__TO-DO LIST__
• A. Copy from the forum thread on organic living soil the part that opens with the words containing "When transplanting or" and closes with "worth of seeds...".
• B. In the forum thread on organic living soil, about how long might the clover take to germinate?
• C. In the forum thread on organic living soil, list every number written in digits, each with the unit or sign that goes with it, in the order they appear.

__PROVIDED PASSAGE__
<<<<

So who here is growing in true organic living soil?

Rrog

Well-Known Member
Hmmm... Well that's a good question. If the microbial action actually sped things up (my gut says it will) then maybe shave a week off at max. Again, speculation on my part. That would be a 20% rate increase, from 5 weeks to 4. Obviously the older the transplant, the more likely to survive. The issue is that it will take maybe 4 days for the clover to germinate, so that adds time.
 

Rrog

Well-Known Member
Yes, More air = better for aerobes.

Clover looks fine. All of it is good for what you're doing.
 

VTMi'kmaq

Well-Known Member
Yep- You can toss clover on the soil a week before chop if there's enough light down that low. After chop, their lighting needs are not great. Set them off to the side of another grow and they'll grow fine.

When transplanting or simply inserting a seed or clone- just leave all the cover crop. It's still helping. As the Canna grows, the light will choke out the clover. Just cover it with amendments and it'll return from whence it came. All being digested and stored as future nutes. No waste. Couple pennies worth of seeds...

>>>>

__ENTRIES__
<<<<

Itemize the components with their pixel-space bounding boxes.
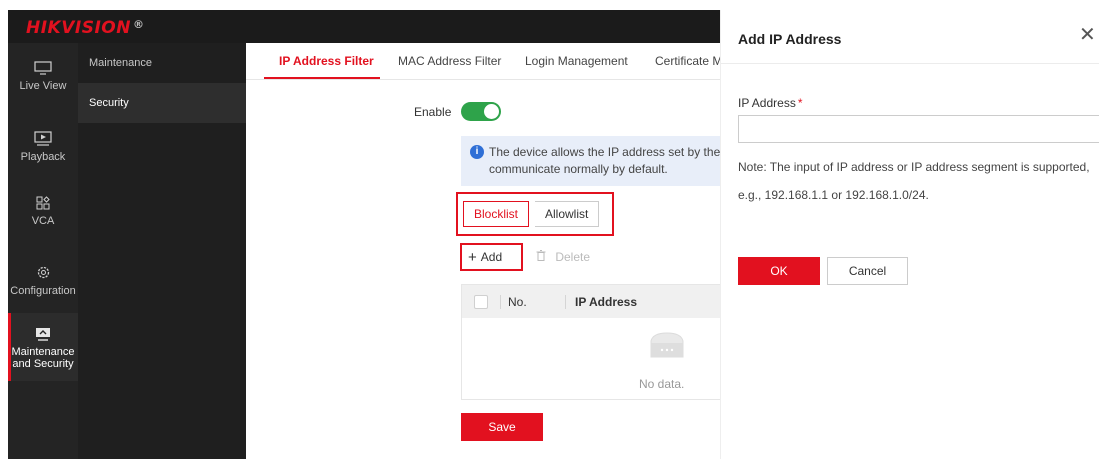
ip-address-label: IP Address * [738,96,803,110]
info-text-line2: communicate normally by default. [489,162,668,176]
ip-address-input[interactable] [738,115,1099,143]
input-example: e.g., 192.168.1.1 or 192.168.1.0/24. [738,188,929,202]
tab-login-management[interactable]: Login Management [525,54,628,68]
left-nav: Live View Playback VCA Configuration Mai… [8,43,78,459]
column-ip-address: IP Address [575,295,638,309]
nav-live-view[interactable]: Live View [8,61,78,92]
trash-icon [536,250,549,264]
delete-button[interactable]: Delete [536,250,590,264]
playback-icon [8,131,78,149]
subnav-security[interactable]: Security [78,83,246,123]
info-banner: i The device allows the IP address set b… [461,136,720,186]
nav-vca[interactable]: VCA [8,196,78,227]
required-marker: * [797,96,803,110]
nav-maintenance-security[interactable]: Maintenance and Security [8,313,78,381]
divider [721,63,1099,64]
gear-icon [8,265,78,283]
maintenance-icon [8,327,78,344]
select-all-checkbox[interactable] [474,295,488,309]
tab-bar: IP Address Filter MAC Address Filter Log… [246,43,720,80]
column-no: No. [508,295,527,309]
main-content: IP Address Filter MAC Address Filter Log… [246,43,720,459]
nav-playback[interactable]: Playback [8,131,78,163]
top-bar: HIKVISION ® [8,10,720,43]
nav-configuration[interactable]: Configuration [8,265,78,297]
plus-icon: + [468,249,477,266]
panel-title: Add IP Address [738,31,842,47]
enable-label: Enable [414,105,452,119]
column-divider [565,295,566,309]
add-ip-address-panel: Add IP Address ✕ IP Address * Note: The i… [720,10,1099,459]
column-divider [500,295,501,309]
empty-state-text: No data. [639,377,685,391]
blocklist-button[interactable]: Blocklist [463,201,530,227]
subnav-maintenance[interactable]: Maintenance [78,43,246,83]
info-text-line1: The device allows the IP address set by … [489,145,720,159]
tab-certificate-management[interactable]: Certificate M [655,54,720,68]
table-header: No. IP Address [462,285,720,318]
ip-table: No. IP Address No data. [461,284,720,400]
vca-icon [8,196,78,213]
allowlist-button[interactable]: Allowlist [535,201,600,227]
add-button[interactable]: + Add [468,249,502,266]
sub-nav: Maintenance Security [78,43,246,459]
close-icon[interactable]: ✕ [1079,25,1096,45]
tab-mac-address-filter[interactable]: MAC Address Filter [398,54,501,68]
info-icon: i [470,145,484,159]
enable-toggle[interactable] [461,102,501,121]
active-tab-indicator [264,77,380,79]
monitor-icon [8,61,78,78]
hikvision-logo: HIKVISION ® [26,18,145,38]
input-note: Note: The input of IP address or IP addr… [738,160,1090,174]
empty-box-icon [650,332,684,358]
save-button[interactable]: Save [461,413,543,441]
tab-ip-address-filter[interactable]: IP Address Filter [279,54,374,68]
cancel-button[interactable]: Cancel [827,257,908,285]
ok-button[interactable]: OK [738,257,820,285]
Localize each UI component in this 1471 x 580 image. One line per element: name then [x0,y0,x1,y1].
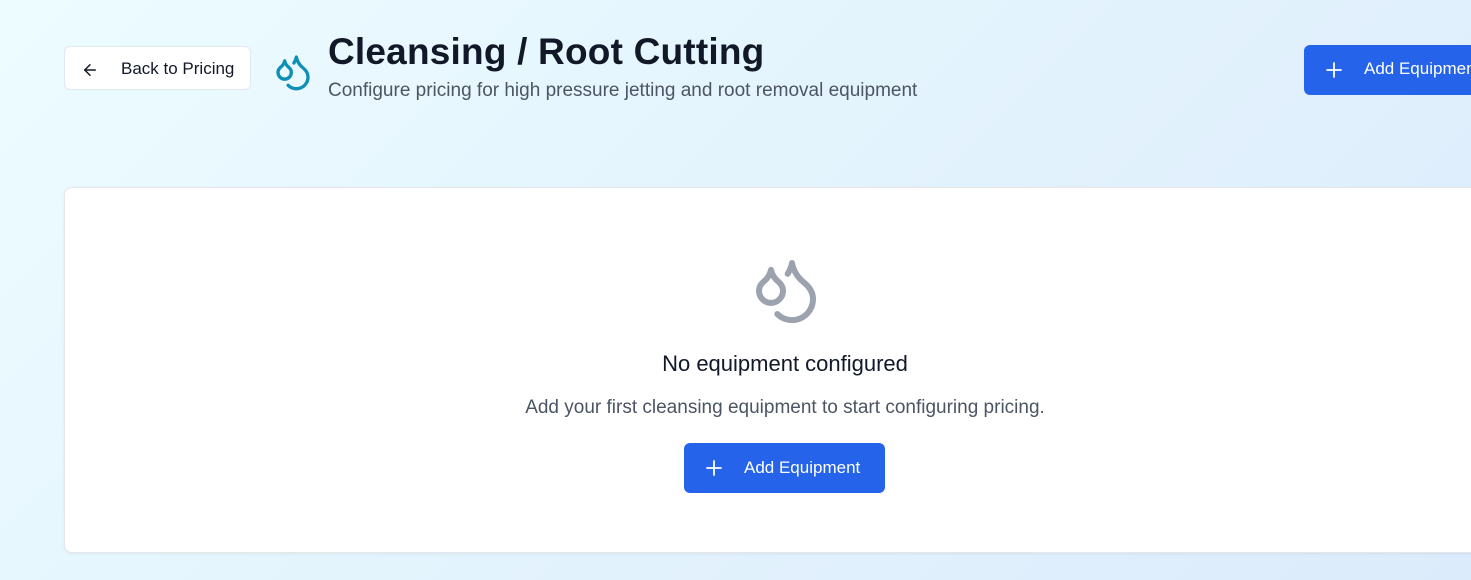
plus-icon [1326,62,1342,78]
empty-state-description: Add your first cleansing equipment to st… [525,397,1045,418]
back-button-label: Back to Pricing [121,59,235,78]
add-equipment-button[interactable]: Add Equipment [1304,45,1471,95]
empty-state-title: No equipment configured [662,351,908,376]
equipment-card: No equipment configured Add your first c… [64,187,1471,553]
droplets-icon [276,55,310,91]
add-equipment-empty-button[interactable]: Add Equipment [684,443,885,493]
page-subtitle: Configure pricing for high pressure jett… [328,80,918,101]
add-equipment-label: Add Equipment [1364,59,1471,78]
add-equipment-empty-label: Add Equipment [744,458,861,477]
droplets-icon [756,260,817,324]
arrow-left-icon [84,64,96,76]
plus-icon [706,460,722,476]
back-to-pricing-button[interactable]: Back to Pricing [64,46,251,90]
page-title: Cleansing / Root Cutting [328,31,765,72]
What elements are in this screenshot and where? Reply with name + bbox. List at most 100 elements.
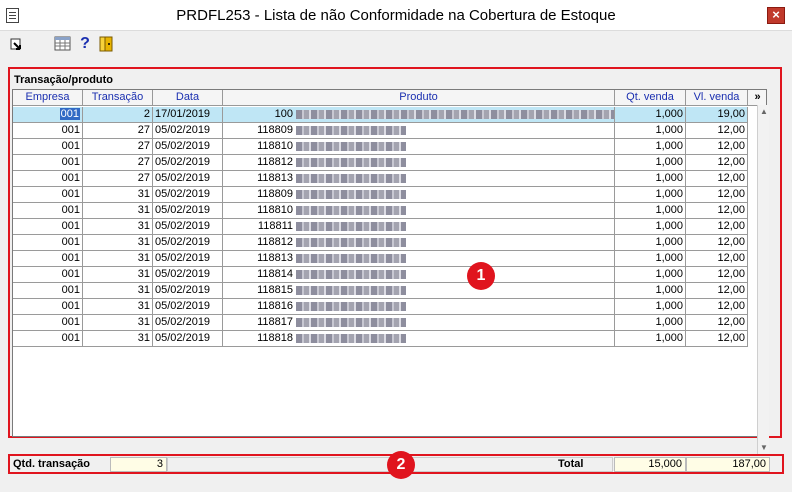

>>>>

__SOLUTIONS TO EACH TASK__
• A.
When transplanting or simply inserting a seed or clone- just leave all the cover crop. It's still helping. As the Canna grows, the light will choke out the clover. Just cover it with amendments and it'll return from whence it came. All being digested and stored as future nutes. No waste. Couple pennies worth of seeds...

• B. Maybe about 4 days.

• C.
- 20%
- 5 weeks
- 4 (weeks)
- 4 days